## Data shown
☆ ☆ ☆ ☆

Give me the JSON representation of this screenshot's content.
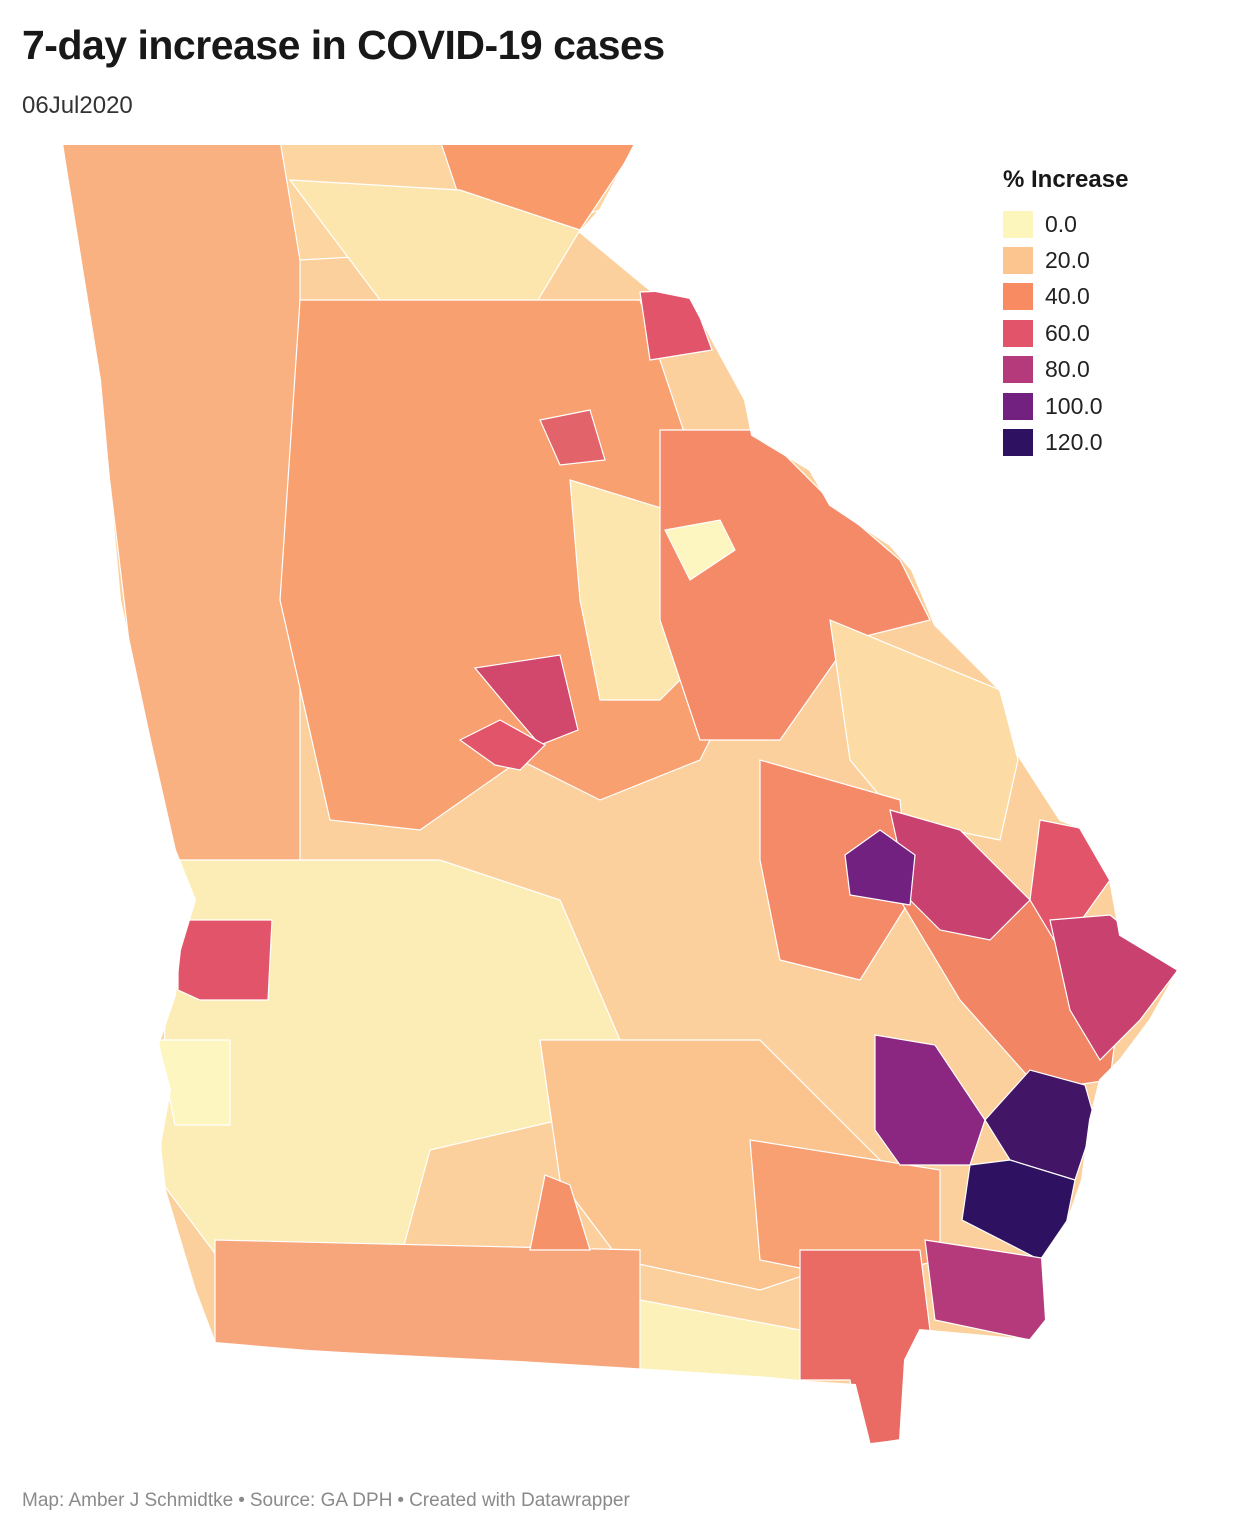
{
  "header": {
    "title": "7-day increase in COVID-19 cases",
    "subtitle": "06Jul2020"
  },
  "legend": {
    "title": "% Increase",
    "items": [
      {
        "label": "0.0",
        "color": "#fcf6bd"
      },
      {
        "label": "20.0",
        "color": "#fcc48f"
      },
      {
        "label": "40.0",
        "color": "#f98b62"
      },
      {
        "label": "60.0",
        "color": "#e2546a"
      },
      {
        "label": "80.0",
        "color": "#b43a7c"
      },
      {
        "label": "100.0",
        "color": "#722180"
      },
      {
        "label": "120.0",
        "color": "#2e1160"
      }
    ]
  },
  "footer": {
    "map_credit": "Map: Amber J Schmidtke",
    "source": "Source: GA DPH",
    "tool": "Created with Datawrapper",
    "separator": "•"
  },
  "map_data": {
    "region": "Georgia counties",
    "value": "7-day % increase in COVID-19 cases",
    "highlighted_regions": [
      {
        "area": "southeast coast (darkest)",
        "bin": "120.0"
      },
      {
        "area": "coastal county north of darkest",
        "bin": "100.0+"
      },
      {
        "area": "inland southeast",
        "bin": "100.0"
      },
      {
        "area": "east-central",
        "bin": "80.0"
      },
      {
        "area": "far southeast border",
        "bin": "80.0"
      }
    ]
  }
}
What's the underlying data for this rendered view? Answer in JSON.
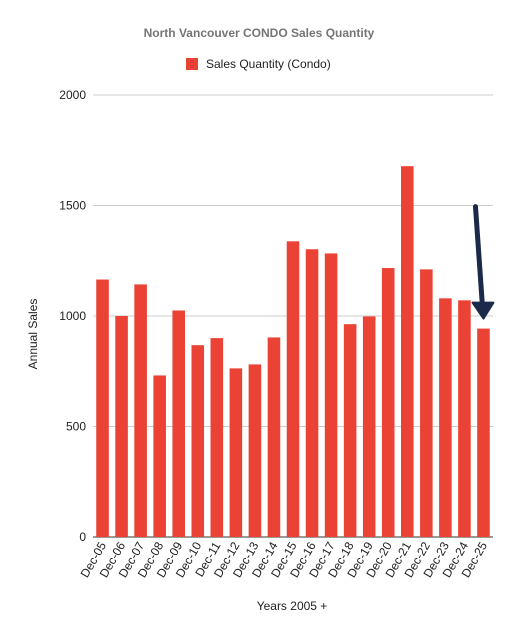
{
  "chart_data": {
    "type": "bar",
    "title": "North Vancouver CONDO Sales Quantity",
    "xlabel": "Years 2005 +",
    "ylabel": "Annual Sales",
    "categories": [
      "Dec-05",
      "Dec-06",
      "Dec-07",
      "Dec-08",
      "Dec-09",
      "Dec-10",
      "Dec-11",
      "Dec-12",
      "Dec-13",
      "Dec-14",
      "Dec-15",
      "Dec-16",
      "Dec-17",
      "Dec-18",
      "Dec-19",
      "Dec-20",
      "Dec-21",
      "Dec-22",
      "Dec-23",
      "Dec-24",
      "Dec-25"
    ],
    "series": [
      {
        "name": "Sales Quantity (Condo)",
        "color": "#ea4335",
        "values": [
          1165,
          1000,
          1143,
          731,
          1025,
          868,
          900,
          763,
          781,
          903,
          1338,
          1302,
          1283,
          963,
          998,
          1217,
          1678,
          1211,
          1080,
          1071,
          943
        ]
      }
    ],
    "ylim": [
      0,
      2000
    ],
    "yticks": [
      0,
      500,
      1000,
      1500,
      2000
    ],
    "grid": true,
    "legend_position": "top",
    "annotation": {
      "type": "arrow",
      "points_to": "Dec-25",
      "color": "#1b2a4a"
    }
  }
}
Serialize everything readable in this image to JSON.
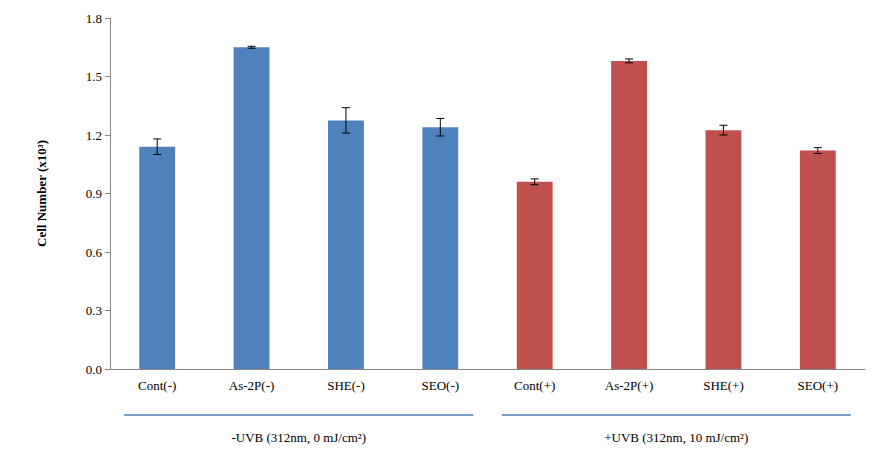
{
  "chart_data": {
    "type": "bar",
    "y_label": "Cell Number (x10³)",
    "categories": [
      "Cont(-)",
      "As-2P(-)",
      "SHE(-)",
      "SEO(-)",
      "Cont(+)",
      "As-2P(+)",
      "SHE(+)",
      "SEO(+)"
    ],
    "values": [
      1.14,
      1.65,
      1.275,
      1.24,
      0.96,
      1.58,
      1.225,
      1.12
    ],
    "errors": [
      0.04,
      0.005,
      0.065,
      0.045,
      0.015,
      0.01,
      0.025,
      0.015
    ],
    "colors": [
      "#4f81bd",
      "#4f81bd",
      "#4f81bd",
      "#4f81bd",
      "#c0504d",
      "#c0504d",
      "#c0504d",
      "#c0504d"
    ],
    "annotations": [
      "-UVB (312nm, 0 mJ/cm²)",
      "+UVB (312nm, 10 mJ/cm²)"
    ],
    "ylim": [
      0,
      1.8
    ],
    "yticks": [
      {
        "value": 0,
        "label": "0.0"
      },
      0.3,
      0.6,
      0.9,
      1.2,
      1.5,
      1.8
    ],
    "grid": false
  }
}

☆ ☆ ☆ ☆

The pictures should not appear in the copy; every other part of the records above must be returned exactly.

## Full output
Give me the JSON representation of this screenshot's content.
{
  "header": {
    "title": "7-day increase in COVID-19 cases",
    "subtitle": "06Jul2020"
  },
  "legend": {
    "title": "% Increase",
    "items": [
      {
        "label": "0.0",
        "color": "#fcf6bd"
      },
      {
        "label": "20.0",
        "color": "#fcc48f"
      },
      {
        "label": "40.0",
        "color": "#f98b62"
      },
      {
        "label": "60.0",
        "color": "#e2546a"
      },
      {
        "label": "80.0",
        "color": "#b43a7c"
      },
      {
        "label": "100.0",
        "color": "#722180"
      },
      {
        "label": "120.0",
        "color": "#2e1160"
      }
    ]
  },
  "footer": {
    "map_credit": "Map: Amber J Schmidtke",
    "source": "Source: GA DPH",
    "tool": "Created with Datawrapper",
    "separator": "•"
  },
  "map_data": {
    "region": "Georgia counties",
    "value": "7-day % increase in COVID-19 cases",
    "highlighted_regions": [
      {
        "area": "southeast coast (darkest)",
        "bin": "120.0"
      },
      {
        "area": "coastal county north of darkest",
        "bin": "100.0+"
      },
      {
        "area": "inland southeast",
        "bin": "100.0"
      },
      {
        "area": "east-central",
        "bin": "80.0"
      },
      {
        "area": "far southeast border",
        "bin": "80.0"
      }
    ]
  }
}
What's the underlying data for this rendered view? Answer in JSON.
{
  "chart_data": {
    "type": "bar",
    "title": "North Vancouver CONDO Sales Quantity",
    "xlabel": "Years 2005 +",
    "ylabel": "Annual Sales",
    "categories": [
      "Dec-05",
      "Dec-06",
      "Dec-07",
      "Dec-08",
      "Dec-09",
      "Dec-10",
      "Dec-11",
      "Dec-12",
      "Dec-13",
      "Dec-14",
      "Dec-15",
      "Dec-16",
      "Dec-17",
      "Dec-18",
      "Dec-19",
      "Dec-20",
      "Dec-21",
      "Dec-22",
      "Dec-23",
      "Dec-24",
      "Dec-25"
    ],
    "series": [
      {
        "name": "Sales Quantity (Condo)",
        "color": "#ea4335",
        "values": [
          1165,
          1000,
          1143,
          731,
          1025,
          868,
          900,
          763,
          781,
          903,
          1338,
          1302,
          1283,
          963,
          998,
          1217,
          1678,
          1211,
          1080,
          1071,
          943
        ]
      }
    ],
    "ylim": [
      0,
      2000
    ],
    "yticks": [
      0,
      500,
      1000,
      1500,
      2000
    ],
    "grid": true,
    "legend_position": "top",
    "annotation": {
      "type": "arrow",
      "points_to": "Dec-25",
      "color": "#1b2a4a"
    }
  }
}
Serialize everything readable in this image to JSON.
{
  "chart_data": {
    "type": "bar",
    "y_label": "Cell Number (x10³)",
    "categories": [
      "Cont(-)",
      "As-2P(-)",
      "SHE(-)",
      "SEO(-)",
      "Cont(+)",
      "As-2P(+)",
      "SHE(+)",
      "SEO(+)"
    ],
    "values": [
      1.14,
      1.65,
      1.275,
      1.24,
      0.96,
      1.58,
      1.225,
      1.12
    ],
    "errors": [
      0.04,
      0.005,
      0.065,
      0.045,
      0.015,
      0.01,
      0.025,
      0.015
    ],
    "colors": [
      "#4f81bd",
      "#4f81bd",
      "#4f81bd",
      "#4f81bd",
      "#c0504d",
      "#c0504d",
      "#c0504d",
      "#c0504d"
    ],
    "annotations": [
      "-UVB (312nm, 0 mJ/cm²)",
      "+UVB (312nm, 10 mJ/cm²)"
    ],
    "ylim": [
      0,
      1.8
    ],
    "yticks": [
      {
        "value": 0,
        "label": "0.0"
      },
      0.3,
      0.6,
      0.9,
      1.2,
      1.5,
      1.8
    ],
    "grid": false
  }
}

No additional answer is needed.